Records from a collection:
.....

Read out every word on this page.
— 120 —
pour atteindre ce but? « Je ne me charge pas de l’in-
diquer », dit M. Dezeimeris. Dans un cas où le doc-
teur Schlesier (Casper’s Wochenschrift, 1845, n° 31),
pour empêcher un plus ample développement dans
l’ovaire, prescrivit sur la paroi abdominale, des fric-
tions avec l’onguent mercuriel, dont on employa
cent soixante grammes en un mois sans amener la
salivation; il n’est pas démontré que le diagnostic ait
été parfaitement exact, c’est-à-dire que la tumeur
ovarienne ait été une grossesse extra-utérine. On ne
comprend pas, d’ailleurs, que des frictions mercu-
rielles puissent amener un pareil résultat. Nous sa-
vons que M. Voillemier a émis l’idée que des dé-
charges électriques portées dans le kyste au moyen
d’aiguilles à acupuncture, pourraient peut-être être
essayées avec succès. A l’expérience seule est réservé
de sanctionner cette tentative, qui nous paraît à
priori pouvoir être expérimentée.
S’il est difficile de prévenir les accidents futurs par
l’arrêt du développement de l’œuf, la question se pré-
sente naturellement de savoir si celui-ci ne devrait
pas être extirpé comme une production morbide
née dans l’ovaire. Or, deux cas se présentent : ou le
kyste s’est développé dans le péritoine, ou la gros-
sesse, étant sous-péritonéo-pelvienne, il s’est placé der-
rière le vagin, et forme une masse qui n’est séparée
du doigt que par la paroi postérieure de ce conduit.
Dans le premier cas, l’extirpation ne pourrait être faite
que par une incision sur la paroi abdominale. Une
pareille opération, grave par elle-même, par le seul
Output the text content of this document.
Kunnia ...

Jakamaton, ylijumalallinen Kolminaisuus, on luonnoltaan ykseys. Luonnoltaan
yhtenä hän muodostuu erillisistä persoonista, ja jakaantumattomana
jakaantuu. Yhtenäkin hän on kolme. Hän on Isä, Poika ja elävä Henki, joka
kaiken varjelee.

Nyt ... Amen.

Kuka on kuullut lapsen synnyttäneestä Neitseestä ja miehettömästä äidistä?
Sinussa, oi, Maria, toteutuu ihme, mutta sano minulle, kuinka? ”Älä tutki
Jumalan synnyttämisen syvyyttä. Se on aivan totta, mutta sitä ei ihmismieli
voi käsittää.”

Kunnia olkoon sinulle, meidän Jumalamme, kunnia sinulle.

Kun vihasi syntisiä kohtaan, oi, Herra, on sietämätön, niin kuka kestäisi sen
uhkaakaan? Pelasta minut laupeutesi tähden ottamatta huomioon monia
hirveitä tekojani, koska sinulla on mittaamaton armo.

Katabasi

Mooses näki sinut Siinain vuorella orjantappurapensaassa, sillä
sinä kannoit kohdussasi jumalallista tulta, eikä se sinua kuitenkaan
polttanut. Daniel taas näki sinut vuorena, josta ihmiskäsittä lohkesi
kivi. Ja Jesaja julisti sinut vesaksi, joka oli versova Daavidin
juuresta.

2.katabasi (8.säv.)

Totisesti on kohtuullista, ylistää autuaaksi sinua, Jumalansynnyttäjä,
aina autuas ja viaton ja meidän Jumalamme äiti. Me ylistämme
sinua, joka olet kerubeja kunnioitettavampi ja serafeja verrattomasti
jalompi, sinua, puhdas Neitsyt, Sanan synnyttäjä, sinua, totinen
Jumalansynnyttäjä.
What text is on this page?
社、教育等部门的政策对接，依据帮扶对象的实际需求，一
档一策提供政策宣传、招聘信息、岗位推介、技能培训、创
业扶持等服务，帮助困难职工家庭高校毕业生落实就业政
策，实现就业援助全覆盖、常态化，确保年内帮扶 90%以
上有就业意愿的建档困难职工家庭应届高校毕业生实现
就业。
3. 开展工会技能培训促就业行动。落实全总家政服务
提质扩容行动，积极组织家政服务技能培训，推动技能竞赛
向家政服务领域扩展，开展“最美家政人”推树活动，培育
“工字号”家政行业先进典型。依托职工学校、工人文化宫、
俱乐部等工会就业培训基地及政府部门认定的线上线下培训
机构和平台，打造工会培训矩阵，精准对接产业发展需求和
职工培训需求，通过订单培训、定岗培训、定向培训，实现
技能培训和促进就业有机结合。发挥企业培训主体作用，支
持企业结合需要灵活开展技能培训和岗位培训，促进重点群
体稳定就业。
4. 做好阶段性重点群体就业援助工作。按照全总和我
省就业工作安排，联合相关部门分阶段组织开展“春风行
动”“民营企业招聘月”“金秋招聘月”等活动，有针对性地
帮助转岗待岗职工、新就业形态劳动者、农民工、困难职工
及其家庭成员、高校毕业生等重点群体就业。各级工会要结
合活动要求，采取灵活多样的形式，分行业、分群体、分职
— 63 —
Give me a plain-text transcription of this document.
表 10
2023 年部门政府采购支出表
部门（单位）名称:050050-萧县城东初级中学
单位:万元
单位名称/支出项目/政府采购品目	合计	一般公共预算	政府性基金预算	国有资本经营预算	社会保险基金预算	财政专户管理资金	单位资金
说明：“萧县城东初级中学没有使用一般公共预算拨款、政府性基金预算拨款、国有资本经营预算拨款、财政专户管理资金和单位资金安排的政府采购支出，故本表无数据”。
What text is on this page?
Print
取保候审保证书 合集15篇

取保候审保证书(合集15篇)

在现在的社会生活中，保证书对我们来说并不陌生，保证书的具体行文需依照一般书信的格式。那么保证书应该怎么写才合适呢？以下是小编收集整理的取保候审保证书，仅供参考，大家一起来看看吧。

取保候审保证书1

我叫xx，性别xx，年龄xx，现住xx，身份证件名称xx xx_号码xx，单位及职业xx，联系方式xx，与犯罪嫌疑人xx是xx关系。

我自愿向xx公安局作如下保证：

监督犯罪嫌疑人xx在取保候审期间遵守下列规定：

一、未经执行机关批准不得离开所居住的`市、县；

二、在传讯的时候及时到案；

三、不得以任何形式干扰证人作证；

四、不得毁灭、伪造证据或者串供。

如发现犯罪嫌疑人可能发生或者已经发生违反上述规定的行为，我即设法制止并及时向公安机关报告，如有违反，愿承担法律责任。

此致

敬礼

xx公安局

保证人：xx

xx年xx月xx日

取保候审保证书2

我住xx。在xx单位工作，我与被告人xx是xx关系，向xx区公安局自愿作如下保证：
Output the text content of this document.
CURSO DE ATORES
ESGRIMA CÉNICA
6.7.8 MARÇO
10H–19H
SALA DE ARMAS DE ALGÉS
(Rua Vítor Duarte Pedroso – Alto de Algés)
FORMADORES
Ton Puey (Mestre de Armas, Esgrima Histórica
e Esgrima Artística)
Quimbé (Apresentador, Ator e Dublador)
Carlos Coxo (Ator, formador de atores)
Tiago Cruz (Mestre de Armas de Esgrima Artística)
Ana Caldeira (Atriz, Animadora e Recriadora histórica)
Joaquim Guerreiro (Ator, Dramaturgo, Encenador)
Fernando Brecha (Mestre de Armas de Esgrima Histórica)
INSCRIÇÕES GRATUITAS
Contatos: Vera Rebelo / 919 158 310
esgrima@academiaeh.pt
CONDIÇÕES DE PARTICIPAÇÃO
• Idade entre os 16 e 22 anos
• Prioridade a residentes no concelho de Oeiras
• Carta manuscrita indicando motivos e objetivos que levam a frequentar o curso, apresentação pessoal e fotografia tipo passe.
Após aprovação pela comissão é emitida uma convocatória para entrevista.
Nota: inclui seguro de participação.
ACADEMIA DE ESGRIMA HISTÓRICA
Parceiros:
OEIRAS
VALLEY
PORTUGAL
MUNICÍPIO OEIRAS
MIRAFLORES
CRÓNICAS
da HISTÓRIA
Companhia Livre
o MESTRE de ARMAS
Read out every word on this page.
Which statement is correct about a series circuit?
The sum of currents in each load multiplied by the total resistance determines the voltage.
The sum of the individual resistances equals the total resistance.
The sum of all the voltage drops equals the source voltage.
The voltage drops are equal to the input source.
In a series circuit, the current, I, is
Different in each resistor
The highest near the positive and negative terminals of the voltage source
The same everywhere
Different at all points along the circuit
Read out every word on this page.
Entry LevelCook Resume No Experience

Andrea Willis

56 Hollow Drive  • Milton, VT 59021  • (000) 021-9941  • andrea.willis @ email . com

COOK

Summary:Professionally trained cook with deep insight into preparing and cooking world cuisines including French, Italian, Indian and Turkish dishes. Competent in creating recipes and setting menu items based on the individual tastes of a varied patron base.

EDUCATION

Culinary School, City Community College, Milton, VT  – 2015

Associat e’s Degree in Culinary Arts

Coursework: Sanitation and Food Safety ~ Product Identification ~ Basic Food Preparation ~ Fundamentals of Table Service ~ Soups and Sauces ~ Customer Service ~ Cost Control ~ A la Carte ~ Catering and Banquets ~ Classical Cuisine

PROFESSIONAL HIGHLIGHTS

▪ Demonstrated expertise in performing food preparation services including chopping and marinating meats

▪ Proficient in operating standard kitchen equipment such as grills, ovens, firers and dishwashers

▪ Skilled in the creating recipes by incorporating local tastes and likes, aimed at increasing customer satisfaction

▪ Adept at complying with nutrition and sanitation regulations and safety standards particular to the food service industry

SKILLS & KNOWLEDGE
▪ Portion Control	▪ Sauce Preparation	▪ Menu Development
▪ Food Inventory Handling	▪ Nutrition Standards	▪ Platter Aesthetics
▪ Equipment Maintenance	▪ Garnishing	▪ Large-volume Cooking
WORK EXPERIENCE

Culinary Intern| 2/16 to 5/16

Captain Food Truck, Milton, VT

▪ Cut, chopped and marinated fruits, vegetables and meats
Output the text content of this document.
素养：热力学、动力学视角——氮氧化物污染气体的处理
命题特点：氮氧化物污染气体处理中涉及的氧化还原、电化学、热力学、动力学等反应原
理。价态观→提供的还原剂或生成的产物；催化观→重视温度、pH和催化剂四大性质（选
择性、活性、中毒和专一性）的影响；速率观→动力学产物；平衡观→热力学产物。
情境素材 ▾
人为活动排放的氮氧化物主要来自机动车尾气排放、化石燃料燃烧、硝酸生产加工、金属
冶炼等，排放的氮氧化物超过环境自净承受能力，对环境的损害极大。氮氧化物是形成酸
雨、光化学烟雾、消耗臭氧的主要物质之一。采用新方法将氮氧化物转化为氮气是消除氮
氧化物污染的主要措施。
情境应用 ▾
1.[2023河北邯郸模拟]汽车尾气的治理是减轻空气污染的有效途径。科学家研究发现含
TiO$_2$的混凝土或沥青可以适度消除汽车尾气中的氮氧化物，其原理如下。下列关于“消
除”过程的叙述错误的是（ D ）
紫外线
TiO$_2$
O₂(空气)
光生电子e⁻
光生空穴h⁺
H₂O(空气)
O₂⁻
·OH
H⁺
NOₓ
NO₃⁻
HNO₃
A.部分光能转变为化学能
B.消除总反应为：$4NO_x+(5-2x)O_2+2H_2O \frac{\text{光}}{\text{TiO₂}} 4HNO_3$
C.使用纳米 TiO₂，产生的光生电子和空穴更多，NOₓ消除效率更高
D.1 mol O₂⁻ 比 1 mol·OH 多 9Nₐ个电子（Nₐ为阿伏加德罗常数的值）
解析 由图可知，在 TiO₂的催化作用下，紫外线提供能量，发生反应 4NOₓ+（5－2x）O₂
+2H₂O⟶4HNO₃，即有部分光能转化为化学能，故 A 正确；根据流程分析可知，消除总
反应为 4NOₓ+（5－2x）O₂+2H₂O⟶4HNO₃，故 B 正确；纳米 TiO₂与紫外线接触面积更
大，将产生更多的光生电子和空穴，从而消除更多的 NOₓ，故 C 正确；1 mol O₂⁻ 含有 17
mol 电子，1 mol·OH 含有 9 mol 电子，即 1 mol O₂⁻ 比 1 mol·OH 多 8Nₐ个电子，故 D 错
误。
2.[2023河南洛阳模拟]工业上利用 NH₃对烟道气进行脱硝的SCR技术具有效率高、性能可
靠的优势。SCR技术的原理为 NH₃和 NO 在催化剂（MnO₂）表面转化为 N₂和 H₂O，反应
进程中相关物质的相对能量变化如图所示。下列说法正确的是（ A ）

.....

> [Task goal]: Among the entries above, identify all lines with "tastes" and copy them.

> [Solution for this exercise]:
Summary:Professionally trained cook with deep insight into preparing and cooking world cuisines including French, Italian, Indian and Turkish dishes. Competent in creating recipes and setting menu items based on the individual tastes of a varied patron base.
▪ Skilled in the creating recipes by incorporating local tastes and likes, aimed at increasing customer satisfaction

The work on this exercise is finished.